WRITTEN REQUEST - Images are not part of the copy; transcribe all the data exactly.
---------- EXCERPTED DATA
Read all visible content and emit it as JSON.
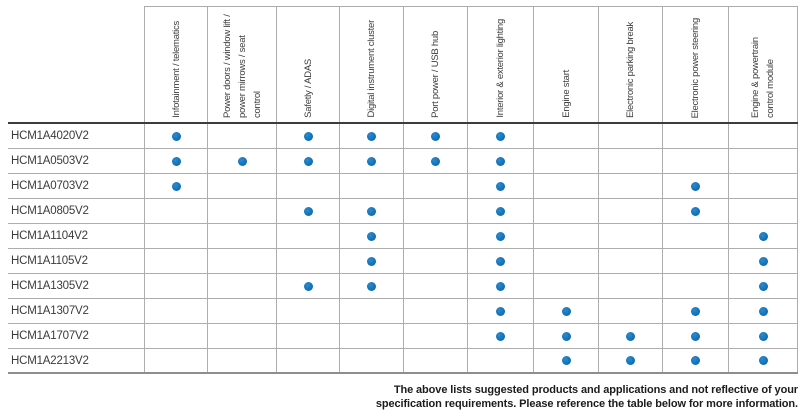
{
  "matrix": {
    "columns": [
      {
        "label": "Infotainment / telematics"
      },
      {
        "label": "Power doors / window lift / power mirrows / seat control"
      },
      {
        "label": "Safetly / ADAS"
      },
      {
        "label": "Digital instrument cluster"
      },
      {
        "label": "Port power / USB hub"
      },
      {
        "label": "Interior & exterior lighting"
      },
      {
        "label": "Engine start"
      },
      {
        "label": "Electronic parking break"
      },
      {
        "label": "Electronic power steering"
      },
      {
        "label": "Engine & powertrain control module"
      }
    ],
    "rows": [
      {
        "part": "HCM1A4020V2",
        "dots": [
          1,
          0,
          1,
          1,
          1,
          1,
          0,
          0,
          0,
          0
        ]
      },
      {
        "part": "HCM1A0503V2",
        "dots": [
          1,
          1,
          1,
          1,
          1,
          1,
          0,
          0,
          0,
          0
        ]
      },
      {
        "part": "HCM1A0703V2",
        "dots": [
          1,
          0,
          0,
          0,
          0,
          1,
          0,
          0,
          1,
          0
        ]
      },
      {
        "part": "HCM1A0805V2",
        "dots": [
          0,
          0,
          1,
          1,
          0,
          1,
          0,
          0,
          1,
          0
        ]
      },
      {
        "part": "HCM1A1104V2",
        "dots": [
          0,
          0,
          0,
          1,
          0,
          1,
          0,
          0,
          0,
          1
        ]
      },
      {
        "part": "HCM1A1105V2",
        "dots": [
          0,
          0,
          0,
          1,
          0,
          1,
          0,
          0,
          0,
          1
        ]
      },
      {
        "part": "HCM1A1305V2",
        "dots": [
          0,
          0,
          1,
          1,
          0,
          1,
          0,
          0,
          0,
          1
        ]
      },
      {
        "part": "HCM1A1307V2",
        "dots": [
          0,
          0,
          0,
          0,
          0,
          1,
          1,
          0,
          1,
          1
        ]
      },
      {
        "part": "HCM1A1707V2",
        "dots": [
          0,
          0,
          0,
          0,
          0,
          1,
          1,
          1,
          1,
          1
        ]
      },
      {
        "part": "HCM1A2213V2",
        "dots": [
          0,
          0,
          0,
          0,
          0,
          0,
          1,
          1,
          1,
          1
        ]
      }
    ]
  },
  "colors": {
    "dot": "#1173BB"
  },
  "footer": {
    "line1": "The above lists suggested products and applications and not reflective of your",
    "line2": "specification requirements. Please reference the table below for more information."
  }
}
--------------------
EXERCISE RESULT -
Read all visible content and emit it as JSON.
{
  "matrix": {
    "columns": [
      {
        "label": "Infotainment / telematics"
      },
      {
        "label": "Power doors / window lift / power mirrows / seat control"
      },
      {
        "label": "Safetly / ADAS"
      },
      {
        "label": "Digital instrument cluster"
      },
      {
        "label": "Port power / USB hub"
      },
      {
        "label": "Interior & exterior lighting"
      },
      {
        "label": "Engine start"
      },
      {
        "label": "Electronic parking break"
      },
      {
        "label": "Electronic power steering"
      },
      {
        "label": "Engine & powertrain control module"
      }
    ],
    "rows": [
      {
        "part": "HCM1A4020V2",
        "dots": [
          1,
          0,
          1,
          1,
          1,
          1,
          0,
          0,
          0,
          0
        ]
      },
      {
        "part": "HCM1A0503V2",
        "dots": [
          1,
          1,
          1,
          1,
          1,
          1,
          0,
          0,
          0,
          0
        ]
      },
      {
        "part": "HCM1A0703V2",
        "dots": [
          1,
          0,
          0,
          0,
          0,
          1,
          0,
          0,
          1,
          0
        ]
      },
      {
        "part": "HCM1A0805V2",
        "dots": [
          0,
          0,
          1,
          1,
          0,
          1,
          0,
          0,
          1,
          0
        ]
      },
      {
        "part": "HCM1A1104V2",
        "dots": [
          0,
          0,
          0,
          1,
          0,
          1,
          0,
          0,
          0,
          1
        ]
      },
      {
        "part": "HCM1A1105V2",
        "dots": [
          0,
          0,
          0,
          1,
          0,
          1,
          0,
          0,
          0,
          1
        ]
      },
      {
        "part": "HCM1A1305V2",
        "dots": [
          0,
          0,
          1,
          1,
          0,
          1,
          0,
          0,
          0,
          1
        ]
      },
      {
        "part": "HCM1A1307V2",
        "dots": [
          0,
          0,
          0,
          0,
          0,
          1,
          1,
          0,
          1,
          1
        ]
      },
      {
        "part": "HCM1A1707V2",
        "dots": [
          0,
          0,
          0,
          0,
          0,
          1,
          1,
          1,
          1,
          1
        ]
      },
      {
        "part": "HCM1A2213V2",
        "dots": [
          0,
          0,
          0,
          0,
          0,
          0,
          1,
          1,
          1,
          1
        ]
      }
    ]
  },
  "colors": {
    "dot": "#1173BB"
  },
  "footer": {
    "line1": "The above lists suggested products and applications and not reflective of your",
    "line2": "specification requirements. Please reference the table below for more information."
  }
}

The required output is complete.